*GOAL*: Keep only the lines of the data below that contain "Halabi", and copy them.

*INFORMATION PROVIDED*:
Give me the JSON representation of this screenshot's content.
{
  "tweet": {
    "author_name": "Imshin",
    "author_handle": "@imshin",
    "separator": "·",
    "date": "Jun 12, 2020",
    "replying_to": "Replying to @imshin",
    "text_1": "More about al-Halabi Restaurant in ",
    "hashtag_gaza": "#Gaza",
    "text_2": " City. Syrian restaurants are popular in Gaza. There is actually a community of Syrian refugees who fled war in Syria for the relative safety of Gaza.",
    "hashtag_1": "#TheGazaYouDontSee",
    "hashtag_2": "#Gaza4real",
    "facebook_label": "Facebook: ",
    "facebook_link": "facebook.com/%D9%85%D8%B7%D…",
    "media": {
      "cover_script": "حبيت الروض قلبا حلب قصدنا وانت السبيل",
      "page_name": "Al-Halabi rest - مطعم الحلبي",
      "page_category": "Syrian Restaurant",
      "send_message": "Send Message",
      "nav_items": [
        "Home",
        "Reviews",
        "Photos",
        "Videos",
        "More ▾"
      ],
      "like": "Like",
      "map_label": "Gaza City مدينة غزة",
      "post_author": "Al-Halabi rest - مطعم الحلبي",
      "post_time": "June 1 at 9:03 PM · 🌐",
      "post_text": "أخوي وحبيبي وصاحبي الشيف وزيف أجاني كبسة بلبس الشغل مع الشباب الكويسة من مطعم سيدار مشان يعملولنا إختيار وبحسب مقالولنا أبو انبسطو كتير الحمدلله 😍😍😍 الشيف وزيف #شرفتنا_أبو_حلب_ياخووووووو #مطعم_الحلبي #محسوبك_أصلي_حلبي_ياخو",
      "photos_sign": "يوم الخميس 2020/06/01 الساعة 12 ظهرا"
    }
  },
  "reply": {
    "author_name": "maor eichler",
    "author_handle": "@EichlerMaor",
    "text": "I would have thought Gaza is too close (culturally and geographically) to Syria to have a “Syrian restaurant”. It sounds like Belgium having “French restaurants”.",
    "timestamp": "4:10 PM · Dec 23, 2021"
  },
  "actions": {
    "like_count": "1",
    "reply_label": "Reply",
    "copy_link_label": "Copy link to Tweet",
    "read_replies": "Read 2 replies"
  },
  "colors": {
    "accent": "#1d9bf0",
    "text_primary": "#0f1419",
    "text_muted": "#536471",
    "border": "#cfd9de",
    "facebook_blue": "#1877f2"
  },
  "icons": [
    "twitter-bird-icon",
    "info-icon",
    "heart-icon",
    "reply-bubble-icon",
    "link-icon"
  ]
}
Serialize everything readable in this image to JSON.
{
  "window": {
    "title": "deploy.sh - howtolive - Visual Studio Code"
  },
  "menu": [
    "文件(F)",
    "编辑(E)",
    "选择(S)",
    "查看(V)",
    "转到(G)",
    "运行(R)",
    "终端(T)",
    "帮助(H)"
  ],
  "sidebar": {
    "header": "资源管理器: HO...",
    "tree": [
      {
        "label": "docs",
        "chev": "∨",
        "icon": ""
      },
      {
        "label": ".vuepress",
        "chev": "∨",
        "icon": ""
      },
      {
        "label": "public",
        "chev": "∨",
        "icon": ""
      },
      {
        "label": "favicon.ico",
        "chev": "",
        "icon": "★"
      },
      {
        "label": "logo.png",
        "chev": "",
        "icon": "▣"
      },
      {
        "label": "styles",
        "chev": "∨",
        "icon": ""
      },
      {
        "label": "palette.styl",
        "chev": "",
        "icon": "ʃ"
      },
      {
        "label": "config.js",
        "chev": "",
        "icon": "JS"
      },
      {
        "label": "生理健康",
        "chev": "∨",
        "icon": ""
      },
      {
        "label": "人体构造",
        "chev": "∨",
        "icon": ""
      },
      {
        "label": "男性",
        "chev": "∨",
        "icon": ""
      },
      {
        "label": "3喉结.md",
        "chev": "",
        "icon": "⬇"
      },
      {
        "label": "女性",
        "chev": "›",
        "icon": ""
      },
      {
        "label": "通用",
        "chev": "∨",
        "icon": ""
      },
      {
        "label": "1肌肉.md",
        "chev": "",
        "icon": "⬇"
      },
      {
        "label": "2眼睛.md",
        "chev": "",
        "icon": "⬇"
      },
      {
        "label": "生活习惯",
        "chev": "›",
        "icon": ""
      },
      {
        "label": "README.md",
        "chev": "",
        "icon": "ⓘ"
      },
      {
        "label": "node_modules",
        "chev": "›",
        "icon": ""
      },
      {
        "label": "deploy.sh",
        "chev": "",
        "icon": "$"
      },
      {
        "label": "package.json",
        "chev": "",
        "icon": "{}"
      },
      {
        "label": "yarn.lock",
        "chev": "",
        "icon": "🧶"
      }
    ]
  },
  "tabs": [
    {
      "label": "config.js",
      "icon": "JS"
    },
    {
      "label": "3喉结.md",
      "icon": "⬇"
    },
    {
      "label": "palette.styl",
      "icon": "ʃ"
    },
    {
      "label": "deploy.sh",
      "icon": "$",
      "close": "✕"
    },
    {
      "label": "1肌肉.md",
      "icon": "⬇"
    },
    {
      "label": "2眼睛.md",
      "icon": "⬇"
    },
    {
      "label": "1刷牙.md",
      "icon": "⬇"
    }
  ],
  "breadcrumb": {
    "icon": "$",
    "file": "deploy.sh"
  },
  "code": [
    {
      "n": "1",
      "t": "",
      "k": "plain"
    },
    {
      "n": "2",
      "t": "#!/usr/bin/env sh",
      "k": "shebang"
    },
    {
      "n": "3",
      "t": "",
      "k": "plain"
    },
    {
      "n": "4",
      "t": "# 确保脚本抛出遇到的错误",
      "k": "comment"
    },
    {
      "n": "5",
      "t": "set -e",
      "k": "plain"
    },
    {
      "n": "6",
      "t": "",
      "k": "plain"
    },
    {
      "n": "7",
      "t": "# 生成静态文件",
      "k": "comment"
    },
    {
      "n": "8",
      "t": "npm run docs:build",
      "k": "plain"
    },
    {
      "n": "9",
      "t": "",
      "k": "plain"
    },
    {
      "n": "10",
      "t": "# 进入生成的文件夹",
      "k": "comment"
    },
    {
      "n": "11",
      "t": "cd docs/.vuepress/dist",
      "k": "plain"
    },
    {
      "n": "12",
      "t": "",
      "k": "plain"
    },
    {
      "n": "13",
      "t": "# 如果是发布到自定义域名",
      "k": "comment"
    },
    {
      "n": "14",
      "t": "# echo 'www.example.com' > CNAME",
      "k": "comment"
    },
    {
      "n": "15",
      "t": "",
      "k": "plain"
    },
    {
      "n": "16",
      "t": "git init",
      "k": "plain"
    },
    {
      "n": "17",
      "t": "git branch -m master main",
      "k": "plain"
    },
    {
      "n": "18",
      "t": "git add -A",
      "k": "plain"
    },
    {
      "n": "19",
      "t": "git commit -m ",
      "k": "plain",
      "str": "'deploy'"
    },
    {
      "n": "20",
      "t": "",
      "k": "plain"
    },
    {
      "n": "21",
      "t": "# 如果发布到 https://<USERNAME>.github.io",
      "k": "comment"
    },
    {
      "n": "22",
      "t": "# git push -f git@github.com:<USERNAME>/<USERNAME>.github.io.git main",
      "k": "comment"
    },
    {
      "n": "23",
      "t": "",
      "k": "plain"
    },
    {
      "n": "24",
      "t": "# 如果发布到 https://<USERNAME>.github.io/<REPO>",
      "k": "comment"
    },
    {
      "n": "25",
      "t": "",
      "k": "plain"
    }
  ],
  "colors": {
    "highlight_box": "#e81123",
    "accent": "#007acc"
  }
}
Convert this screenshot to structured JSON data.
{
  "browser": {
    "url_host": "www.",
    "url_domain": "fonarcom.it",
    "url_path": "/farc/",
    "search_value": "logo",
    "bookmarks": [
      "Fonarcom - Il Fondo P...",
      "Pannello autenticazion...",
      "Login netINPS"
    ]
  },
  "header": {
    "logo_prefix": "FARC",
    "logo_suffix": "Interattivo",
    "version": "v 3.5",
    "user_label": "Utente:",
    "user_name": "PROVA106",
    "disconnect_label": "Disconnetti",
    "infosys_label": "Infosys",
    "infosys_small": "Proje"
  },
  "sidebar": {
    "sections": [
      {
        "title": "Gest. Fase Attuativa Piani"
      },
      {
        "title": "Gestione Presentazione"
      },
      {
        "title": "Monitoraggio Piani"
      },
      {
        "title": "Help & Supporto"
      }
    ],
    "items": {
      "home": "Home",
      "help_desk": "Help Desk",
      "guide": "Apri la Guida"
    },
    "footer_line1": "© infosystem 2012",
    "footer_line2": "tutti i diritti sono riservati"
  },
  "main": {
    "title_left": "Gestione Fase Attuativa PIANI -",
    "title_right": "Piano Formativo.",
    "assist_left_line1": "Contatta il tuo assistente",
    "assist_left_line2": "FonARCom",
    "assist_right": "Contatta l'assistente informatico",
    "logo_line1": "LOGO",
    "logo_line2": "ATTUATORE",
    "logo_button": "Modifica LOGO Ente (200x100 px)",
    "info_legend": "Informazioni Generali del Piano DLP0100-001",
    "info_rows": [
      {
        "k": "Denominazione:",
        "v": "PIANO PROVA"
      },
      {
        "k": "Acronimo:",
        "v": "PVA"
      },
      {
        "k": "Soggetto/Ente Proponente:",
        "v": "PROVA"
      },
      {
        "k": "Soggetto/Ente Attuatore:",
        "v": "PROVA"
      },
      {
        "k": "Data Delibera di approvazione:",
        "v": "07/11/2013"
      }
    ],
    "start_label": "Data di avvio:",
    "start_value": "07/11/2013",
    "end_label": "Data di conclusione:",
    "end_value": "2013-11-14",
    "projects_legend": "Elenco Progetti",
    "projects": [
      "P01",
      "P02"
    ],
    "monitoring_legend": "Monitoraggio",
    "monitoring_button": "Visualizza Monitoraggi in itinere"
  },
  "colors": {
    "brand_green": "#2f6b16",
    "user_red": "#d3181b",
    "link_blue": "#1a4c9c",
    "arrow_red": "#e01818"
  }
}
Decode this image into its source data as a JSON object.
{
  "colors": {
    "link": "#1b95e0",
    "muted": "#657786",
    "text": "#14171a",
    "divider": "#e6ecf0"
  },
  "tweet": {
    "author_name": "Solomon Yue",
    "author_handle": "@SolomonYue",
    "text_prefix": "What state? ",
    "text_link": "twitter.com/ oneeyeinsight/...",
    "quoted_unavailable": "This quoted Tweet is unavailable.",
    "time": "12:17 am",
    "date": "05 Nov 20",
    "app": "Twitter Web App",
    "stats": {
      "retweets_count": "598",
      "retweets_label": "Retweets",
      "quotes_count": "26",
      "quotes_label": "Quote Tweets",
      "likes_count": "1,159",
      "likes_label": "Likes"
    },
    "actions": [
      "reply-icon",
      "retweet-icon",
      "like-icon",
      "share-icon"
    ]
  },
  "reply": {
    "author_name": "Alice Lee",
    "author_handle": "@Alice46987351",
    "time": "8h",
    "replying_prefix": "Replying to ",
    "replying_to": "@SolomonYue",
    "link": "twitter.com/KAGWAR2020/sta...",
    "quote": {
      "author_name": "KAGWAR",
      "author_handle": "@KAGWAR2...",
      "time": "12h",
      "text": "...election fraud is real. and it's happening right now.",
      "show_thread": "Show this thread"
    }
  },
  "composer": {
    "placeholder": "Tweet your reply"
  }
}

*ANSWER FOR THIS EXERCISE*:
    "text_1": "More about al-Halabi Restaurant in ",
      "page_name": "Al-Halabi rest - مطعم الحلبي",
      "post_author": "Al-Halabi rest - مطعم الحلبي",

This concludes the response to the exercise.